━━━━━ Materials provided ━━━━━

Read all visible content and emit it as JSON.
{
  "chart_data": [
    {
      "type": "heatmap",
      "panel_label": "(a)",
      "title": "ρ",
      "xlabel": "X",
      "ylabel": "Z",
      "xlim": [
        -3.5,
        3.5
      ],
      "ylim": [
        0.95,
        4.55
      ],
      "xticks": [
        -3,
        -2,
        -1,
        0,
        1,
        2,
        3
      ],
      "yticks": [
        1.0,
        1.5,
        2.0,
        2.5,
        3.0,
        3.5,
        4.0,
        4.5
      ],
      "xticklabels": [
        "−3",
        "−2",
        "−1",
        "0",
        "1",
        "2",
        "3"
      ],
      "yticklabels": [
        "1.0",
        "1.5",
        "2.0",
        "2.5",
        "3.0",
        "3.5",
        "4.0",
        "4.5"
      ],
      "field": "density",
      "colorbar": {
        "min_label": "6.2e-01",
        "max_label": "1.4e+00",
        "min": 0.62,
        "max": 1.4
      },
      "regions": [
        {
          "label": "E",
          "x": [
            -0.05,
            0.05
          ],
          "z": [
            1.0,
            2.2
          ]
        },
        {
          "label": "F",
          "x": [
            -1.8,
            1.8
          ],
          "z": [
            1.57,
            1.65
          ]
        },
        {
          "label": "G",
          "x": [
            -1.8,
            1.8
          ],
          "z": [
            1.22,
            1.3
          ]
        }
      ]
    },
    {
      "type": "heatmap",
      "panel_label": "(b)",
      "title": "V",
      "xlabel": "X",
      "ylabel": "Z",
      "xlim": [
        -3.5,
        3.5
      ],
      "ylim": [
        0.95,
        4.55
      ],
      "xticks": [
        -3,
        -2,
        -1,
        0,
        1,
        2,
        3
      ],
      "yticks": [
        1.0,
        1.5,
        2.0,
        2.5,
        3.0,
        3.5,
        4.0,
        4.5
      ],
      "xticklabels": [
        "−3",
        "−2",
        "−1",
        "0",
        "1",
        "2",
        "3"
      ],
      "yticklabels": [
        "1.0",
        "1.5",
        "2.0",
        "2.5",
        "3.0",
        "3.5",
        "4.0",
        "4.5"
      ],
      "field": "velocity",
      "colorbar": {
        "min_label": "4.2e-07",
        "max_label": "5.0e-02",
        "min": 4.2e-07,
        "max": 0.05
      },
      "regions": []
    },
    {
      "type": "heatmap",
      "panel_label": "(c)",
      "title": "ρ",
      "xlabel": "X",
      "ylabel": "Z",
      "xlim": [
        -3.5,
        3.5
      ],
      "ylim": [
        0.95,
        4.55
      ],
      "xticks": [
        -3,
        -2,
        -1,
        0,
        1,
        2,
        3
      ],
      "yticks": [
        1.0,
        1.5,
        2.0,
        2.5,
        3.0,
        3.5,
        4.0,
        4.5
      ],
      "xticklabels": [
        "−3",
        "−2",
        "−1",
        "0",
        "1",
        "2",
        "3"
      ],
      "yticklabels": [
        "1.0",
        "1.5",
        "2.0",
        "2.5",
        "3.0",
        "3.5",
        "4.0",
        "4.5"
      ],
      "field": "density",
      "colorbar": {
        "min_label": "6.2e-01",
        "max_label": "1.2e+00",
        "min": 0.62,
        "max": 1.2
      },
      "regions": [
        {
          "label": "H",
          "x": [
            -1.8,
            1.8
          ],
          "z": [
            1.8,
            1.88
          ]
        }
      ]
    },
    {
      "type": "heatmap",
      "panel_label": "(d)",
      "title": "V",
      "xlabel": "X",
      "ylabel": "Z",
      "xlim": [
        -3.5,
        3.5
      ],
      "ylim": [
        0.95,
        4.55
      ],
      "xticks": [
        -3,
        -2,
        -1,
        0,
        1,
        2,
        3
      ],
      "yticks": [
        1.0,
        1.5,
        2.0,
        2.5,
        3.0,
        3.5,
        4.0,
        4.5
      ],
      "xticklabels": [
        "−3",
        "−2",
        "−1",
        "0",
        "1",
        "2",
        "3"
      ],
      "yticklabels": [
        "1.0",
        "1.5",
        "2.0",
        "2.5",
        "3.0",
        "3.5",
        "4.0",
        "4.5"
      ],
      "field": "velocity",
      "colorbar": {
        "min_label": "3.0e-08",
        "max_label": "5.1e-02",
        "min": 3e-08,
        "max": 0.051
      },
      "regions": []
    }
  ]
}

━━━━━

Reproduce the complete data exactly as presented above.

Read all visible content and emit it as JSON.
{
  "chart_data": [
    {
      "type": "heatmap",
      "panel_label": "(a)",
      "title": "ρ",
      "xlabel": "X",
      "ylabel": "Z",
      "xlim": [
        -3.5,
        3.5
      ],
      "ylim": [
        0.95,
        4.55
      ],
      "xticks": [
        -3,
        -2,
        -1,
        0,
        1,
        2,
        3
      ],
      "yticks": [
        1.0,
        1.5,
        2.0,
        2.5,
        3.0,
        3.5,
        4.0,
        4.5
      ],
      "xticklabels": [
        "−3",
        "−2",
        "−1",
        "0",
        "1",
        "2",
        "3"
      ],
      "yticklabels": [
        "1.0",
        "1.5",
        "2.0",
        "2.5",
        "3.0",
        "3.5",
        "4.0",
        "4.5"
      ],
      "field": "density",
      "colorbar": {
        "min_label": "6.2e-01",
        "max_label": "1.4e+00",
        "min": 0.62,
        "max": 1.4
      },
      "regions": [
        {
          "label": "E",
          "x": [
            -0.05,
            0.05
          ],
          "z": [
            1.0,
            2.2
          ]
        },
        {
          "label": "F",
          "x": [
            -1.8,
            1.8
          ],
          "z": [
            1.57,
            1.65
          ]
        },
        {
          "label": "G",
          "x": [
            -1.8,
            1.8
          ],
          "z": [
            1.22,
            1.3
          ]
        }
      ]
    },
    {
      "type": "heatmap",
      "panel_label": "(b)",
      "title": "V",
      "xlabel": "X",
      "ylabel": "Z",
      "xlim": [
        -3.5,
        3.5
      ],
      "ylim": [
        0.95,
        4.55
      ],
      "xticks": [
        -3,
        -2,
        -1,
        0,
        1,
        2,
        3
      ],
      "yticks": [
        1.0,
        1.5,
        2.0,
        2.5,
        3.0,
        3.5,
        4.0,
        4.5
      ],
      "xticklabels": [
        "−3",
        "−2",
        "−1",
        "0",
        "1",
        "2",
        "3"
      ],
      "yticklabels": [
        "1.0",
        "1.5",
        "2.0",
        "2.5",
        "3.0",
        "3.5",
        "4.0",
        "4.5"
      ],
      "field": "velocity",
      "colorbar": {
        "min_label": "4.2e-07",
        "max_label": "5.0e-02",
        "min": 4.2e-07,
        "max": 0.05
      },
      "regions": []
    },
    {
      "type": "heatmap",
      "panel_label": "(c)",
      "title": "ρ",
      "xlabel": "X",
      "ylabel": "Z",
      "xlim": [
        -3.5,
        3.5
      ],
      "ylim": [
        0.95,
        4.55
      ],
      "xticks": [
        -3,
        -2,
        -1,
        0,
        1,
        2,
        3
      ],
      "yticks": [
        1.0,
        1.5,
        2.0,
        2.5,
        3.0,
        3.5,
        4.0,
        4.5
      ],
      "xticklabels": [
        "−3",
        "−2",
        "−1",
        "0",
        "1",
        "2",
        "3"
      ],
      "yticklabels": [
        "1.0",
        "1.5",
        "2.0",
        "2.5",
        "3.0",
        "3.5",
        "4.0",
        "4.5"
      ],
      "field": "density",
      "colorbar": {
        "min_label": "6.2e-01",
        "max_label": "1.2e+00",
        "min": 0.62,
        "max": 1.2
      },
      "regions": [
        {
          "label": "H",
          "x": [
            -1.8,
            1.8
          ],
          "z": [
            1.8,
            1.88
          ]
        }
      ]
    },
    {
      "type": "heatmap",
      "panel_label": "(d)",
      "title": "V",
      "xlabel": "X",
      "ylabel": "Z",
      "xlim": [
        -3.5,
        3.5
      ],
      "ylim": [
        0.95,
        4.55
      ],
      "xticks": [
        -3,
        -2,
        -1,
        0,
        1,
        2,
        3
      ],
      "yticks": [
        1.0,
        1.5,
        2.0,
        2.5,
        3.0,
        3.5,
        4.0,
        4.5
      ],
      "xticklabels": [
        "−3",
        "−2",
        "−1",
        "0",
        "1",
        "2",
        "3"
      ],
      "yticklabels": [
        "1.0",
        "1.5",
        "2.0",
        "2.5",
        "3.0",
        "3.5",
        "4.0",
        "4.5"
      ],
      "field": "velocity",
      "colorbar": {
        "min_label": "3.0e-08",
        "max_label": "5.1e-02",
        "min": 3e-08,
        "max": 0.051
      },
      "regions": []
    }
  ]
}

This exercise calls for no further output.